All lines in which the word "ovulation" occurs are to be extracted.
* Begin DATA FOR THIS EXERCISE *
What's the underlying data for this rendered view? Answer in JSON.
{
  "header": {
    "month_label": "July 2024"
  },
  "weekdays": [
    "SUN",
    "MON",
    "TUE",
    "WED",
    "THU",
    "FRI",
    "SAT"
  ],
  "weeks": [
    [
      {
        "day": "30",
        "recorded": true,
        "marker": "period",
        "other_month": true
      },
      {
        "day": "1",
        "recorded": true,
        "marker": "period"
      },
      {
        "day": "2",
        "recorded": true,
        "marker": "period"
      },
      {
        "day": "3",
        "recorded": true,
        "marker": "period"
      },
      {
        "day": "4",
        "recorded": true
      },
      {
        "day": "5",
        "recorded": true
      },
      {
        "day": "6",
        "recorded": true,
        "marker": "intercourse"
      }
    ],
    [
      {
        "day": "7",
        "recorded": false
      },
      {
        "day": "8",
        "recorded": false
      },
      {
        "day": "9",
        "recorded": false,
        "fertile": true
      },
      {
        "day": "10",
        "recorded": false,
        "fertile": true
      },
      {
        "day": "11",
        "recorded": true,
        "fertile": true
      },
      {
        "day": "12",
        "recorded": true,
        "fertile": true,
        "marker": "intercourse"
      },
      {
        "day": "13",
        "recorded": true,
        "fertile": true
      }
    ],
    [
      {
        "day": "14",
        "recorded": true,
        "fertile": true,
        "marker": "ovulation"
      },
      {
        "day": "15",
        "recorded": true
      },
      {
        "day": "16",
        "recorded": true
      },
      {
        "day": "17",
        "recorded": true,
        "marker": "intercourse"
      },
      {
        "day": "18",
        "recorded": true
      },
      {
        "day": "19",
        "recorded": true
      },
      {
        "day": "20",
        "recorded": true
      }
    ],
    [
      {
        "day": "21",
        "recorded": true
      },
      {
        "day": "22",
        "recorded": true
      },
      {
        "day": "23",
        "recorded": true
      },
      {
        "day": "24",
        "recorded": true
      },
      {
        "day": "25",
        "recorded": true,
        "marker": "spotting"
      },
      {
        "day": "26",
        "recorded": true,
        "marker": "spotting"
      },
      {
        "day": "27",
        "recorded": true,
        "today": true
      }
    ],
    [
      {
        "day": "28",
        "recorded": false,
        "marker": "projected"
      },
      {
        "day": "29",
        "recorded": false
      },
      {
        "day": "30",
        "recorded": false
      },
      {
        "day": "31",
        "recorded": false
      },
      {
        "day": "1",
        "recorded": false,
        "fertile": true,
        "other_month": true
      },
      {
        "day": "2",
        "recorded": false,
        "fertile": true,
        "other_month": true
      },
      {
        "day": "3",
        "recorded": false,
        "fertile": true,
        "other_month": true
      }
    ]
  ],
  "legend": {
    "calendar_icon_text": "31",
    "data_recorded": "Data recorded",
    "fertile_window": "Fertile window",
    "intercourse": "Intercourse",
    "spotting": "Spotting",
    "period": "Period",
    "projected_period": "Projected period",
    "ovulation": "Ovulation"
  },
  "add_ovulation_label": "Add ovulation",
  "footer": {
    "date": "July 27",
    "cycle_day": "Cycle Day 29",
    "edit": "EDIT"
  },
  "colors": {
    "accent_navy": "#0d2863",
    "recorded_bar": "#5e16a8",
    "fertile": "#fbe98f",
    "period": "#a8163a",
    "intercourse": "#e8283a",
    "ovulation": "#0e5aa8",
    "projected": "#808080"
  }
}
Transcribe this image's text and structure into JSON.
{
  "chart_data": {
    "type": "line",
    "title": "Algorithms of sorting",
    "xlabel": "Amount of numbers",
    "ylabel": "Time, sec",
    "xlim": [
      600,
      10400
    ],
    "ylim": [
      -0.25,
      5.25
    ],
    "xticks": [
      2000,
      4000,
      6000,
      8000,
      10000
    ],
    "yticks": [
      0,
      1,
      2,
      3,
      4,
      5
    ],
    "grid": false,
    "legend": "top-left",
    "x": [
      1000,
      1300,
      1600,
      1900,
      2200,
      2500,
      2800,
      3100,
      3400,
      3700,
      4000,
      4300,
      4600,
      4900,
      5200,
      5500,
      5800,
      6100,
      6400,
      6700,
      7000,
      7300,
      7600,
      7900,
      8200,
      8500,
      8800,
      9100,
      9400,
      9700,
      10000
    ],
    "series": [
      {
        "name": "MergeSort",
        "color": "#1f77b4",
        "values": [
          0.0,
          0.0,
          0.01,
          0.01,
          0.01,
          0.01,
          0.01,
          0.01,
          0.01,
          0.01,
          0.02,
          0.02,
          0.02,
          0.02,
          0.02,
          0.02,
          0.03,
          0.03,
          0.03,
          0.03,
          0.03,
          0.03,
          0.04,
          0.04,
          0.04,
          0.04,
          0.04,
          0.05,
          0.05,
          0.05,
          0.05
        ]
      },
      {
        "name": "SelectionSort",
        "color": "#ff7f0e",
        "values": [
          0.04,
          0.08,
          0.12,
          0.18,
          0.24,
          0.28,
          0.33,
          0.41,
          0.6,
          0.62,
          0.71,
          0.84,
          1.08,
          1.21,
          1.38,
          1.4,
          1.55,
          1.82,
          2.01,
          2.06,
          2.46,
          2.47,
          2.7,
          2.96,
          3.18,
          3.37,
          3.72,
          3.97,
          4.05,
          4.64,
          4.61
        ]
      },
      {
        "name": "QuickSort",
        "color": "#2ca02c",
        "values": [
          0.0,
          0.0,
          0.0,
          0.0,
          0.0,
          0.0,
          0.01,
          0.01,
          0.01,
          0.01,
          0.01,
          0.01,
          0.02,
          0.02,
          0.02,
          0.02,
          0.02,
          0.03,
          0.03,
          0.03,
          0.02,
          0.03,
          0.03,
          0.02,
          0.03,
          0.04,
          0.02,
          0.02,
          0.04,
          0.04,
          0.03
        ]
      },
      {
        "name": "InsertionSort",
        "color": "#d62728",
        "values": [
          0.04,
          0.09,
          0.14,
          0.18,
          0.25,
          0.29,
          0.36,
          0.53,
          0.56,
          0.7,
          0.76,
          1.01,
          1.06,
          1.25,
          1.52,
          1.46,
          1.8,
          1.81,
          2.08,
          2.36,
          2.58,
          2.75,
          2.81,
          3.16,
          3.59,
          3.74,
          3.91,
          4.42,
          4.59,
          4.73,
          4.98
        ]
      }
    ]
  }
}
* End DATA FOR THIS EXERCISE *
* Begin DATA FOR THIS EXERCISE *
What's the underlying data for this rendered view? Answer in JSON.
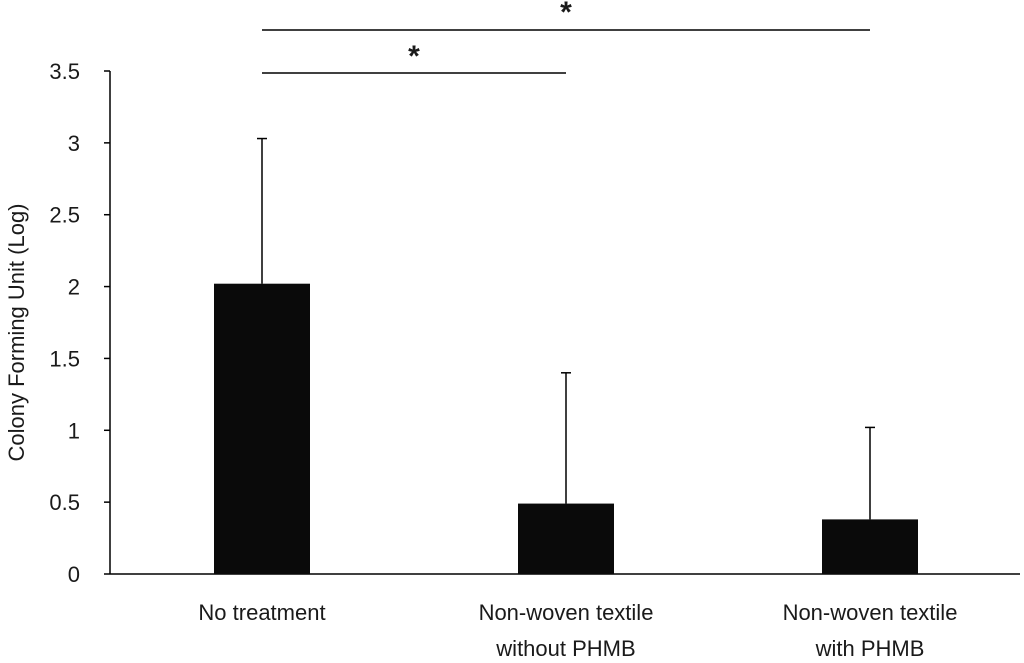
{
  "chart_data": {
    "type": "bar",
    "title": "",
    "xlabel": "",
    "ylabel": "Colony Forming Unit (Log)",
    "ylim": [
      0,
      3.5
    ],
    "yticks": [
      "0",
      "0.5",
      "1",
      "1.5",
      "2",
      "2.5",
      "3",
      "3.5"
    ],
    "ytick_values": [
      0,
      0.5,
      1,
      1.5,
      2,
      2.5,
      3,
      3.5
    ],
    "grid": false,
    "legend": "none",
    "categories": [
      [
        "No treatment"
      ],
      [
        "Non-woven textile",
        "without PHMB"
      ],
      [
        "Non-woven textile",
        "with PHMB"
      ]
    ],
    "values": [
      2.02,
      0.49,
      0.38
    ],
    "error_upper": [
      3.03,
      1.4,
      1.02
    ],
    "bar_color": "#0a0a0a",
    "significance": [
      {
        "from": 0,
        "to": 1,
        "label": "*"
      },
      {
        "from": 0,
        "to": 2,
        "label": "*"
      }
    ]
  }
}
* End DATA FOR THIS EXERCISE *
* Begin DATA FOR THIS EXERCISE *
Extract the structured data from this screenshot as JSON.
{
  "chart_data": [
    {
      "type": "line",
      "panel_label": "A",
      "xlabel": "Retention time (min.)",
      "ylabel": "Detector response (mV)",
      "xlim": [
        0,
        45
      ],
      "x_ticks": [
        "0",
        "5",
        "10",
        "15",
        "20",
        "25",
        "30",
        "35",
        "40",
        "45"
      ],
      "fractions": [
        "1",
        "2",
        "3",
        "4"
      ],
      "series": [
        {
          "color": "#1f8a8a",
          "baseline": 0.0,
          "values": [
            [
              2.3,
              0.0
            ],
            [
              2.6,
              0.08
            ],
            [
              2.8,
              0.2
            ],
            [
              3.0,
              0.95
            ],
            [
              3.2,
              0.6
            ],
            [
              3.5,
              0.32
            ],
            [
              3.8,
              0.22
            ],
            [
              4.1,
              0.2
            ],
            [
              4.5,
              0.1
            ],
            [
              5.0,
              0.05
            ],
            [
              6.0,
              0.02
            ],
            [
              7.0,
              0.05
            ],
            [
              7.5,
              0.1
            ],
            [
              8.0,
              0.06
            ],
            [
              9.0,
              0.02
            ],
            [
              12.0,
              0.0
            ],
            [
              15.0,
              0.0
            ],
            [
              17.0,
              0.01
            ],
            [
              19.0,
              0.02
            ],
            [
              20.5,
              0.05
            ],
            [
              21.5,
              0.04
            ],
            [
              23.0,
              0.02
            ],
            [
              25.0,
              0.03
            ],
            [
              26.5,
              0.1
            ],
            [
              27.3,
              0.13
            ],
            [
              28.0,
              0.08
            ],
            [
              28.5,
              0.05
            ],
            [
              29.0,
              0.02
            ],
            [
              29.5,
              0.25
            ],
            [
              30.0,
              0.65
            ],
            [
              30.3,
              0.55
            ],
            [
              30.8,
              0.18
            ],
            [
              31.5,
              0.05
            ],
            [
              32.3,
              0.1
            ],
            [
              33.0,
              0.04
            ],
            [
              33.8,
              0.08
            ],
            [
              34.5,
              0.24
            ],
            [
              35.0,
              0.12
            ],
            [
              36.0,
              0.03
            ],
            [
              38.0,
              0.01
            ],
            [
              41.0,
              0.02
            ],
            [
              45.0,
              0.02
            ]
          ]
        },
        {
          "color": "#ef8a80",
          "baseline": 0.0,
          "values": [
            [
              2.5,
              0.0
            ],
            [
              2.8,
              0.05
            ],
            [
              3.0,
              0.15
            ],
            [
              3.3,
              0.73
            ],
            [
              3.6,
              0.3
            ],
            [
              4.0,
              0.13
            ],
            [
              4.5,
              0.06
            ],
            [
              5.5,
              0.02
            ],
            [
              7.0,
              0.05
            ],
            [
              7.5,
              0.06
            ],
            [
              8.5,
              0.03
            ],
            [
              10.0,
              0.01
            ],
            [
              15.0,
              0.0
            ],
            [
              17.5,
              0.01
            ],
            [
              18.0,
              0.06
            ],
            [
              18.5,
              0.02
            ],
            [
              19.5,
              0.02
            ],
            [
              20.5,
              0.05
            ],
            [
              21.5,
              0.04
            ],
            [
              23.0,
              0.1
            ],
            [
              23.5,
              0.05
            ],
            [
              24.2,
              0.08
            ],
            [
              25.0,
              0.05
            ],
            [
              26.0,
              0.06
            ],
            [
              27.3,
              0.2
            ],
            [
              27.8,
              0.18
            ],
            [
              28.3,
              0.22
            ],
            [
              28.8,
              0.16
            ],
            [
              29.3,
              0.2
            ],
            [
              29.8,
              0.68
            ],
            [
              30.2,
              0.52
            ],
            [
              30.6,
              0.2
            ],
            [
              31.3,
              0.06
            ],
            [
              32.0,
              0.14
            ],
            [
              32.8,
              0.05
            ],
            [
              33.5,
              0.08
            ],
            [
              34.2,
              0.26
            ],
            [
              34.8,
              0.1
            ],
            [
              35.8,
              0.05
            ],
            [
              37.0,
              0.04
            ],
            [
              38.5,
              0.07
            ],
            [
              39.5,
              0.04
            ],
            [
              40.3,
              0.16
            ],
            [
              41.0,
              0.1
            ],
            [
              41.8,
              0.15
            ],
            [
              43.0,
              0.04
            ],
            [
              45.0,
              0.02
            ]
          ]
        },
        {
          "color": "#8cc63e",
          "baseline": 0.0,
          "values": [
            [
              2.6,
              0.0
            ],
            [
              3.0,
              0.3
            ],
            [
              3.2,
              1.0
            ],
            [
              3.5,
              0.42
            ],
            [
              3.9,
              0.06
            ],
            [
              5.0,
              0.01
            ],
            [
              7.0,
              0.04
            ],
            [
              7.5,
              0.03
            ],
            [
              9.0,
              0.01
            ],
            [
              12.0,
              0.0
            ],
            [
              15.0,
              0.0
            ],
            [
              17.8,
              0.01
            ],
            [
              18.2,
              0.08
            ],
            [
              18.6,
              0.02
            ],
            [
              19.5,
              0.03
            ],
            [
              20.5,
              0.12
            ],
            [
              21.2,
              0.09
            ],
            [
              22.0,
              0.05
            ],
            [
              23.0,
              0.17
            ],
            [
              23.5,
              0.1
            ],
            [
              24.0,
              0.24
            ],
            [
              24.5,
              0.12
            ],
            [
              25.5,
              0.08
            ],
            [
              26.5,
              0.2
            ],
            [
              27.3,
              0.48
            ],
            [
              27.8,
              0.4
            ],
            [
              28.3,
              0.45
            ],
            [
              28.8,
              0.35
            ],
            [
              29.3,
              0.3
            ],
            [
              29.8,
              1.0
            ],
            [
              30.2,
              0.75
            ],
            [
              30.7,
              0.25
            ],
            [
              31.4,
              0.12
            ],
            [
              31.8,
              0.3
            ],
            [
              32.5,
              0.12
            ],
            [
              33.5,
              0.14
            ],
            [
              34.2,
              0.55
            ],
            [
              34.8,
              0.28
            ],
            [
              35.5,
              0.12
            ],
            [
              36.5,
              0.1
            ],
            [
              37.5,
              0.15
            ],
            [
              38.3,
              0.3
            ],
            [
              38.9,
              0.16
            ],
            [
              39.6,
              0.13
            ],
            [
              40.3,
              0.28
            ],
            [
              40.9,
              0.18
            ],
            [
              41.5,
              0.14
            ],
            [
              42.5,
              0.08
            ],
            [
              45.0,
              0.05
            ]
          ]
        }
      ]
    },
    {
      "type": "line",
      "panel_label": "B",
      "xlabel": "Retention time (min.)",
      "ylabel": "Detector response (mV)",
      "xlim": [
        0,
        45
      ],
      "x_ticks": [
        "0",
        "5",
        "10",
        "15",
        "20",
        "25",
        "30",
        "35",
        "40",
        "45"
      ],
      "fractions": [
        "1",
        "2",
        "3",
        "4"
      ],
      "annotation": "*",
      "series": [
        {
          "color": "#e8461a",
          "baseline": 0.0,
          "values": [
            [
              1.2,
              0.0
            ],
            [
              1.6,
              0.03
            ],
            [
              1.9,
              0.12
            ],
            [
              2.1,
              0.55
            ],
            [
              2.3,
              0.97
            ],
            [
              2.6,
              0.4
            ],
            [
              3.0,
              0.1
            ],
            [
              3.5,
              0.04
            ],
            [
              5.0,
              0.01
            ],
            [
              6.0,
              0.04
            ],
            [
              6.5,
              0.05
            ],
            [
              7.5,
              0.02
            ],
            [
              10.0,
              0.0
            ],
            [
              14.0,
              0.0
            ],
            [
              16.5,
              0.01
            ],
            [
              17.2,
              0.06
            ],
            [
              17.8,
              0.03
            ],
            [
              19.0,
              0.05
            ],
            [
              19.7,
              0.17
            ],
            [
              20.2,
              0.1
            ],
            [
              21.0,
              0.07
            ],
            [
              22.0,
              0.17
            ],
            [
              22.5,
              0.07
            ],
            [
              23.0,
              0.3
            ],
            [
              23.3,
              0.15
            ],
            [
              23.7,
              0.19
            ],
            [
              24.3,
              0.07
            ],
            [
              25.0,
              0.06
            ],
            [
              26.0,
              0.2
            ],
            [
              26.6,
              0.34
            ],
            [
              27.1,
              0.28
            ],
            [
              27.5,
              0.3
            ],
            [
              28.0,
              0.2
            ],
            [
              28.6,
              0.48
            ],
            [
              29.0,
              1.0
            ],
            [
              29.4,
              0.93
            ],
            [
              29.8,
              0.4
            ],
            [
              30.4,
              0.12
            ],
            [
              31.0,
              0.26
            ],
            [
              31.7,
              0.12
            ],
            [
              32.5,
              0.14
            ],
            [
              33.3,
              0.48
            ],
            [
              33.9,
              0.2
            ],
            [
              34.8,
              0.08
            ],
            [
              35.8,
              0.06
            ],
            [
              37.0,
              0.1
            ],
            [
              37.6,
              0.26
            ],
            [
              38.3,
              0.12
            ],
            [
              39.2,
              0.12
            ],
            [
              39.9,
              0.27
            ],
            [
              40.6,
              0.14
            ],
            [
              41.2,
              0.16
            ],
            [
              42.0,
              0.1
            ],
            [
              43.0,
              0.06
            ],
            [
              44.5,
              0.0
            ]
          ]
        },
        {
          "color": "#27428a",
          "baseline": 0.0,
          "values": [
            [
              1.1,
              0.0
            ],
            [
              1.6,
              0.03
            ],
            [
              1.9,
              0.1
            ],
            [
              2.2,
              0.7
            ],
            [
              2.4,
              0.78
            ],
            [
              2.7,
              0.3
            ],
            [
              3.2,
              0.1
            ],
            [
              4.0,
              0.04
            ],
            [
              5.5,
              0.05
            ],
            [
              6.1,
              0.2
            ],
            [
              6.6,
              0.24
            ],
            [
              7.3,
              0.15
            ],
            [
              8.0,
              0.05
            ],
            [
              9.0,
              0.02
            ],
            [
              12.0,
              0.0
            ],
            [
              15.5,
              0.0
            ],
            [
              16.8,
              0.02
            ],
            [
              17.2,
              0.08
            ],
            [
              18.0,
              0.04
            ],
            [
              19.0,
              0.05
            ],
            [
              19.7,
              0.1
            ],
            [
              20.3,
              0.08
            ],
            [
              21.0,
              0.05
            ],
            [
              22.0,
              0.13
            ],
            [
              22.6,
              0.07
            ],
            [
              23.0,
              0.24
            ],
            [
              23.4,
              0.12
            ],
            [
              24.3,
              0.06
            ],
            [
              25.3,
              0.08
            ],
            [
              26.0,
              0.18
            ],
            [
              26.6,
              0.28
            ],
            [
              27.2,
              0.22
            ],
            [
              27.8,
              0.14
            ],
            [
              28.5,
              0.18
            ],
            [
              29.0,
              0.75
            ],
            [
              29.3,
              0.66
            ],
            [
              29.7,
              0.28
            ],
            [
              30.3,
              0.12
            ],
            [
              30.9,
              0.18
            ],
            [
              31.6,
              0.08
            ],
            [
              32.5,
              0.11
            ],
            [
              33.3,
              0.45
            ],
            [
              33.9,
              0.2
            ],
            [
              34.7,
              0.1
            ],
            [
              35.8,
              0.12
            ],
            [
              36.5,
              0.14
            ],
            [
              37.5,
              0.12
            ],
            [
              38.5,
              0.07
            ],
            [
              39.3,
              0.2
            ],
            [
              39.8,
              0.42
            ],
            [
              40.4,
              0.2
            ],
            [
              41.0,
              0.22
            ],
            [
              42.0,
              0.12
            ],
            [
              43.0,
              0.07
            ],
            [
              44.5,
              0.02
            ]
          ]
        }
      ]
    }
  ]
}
* End DATA FOR THIS EXERCISE *
== TASK ANSWER ==
        "marker": "ovulation"
    "ovulation": "Ovulation"
  "add_ovulation_label": "Add ovulation",
    "ovulation": "#0e5aa8",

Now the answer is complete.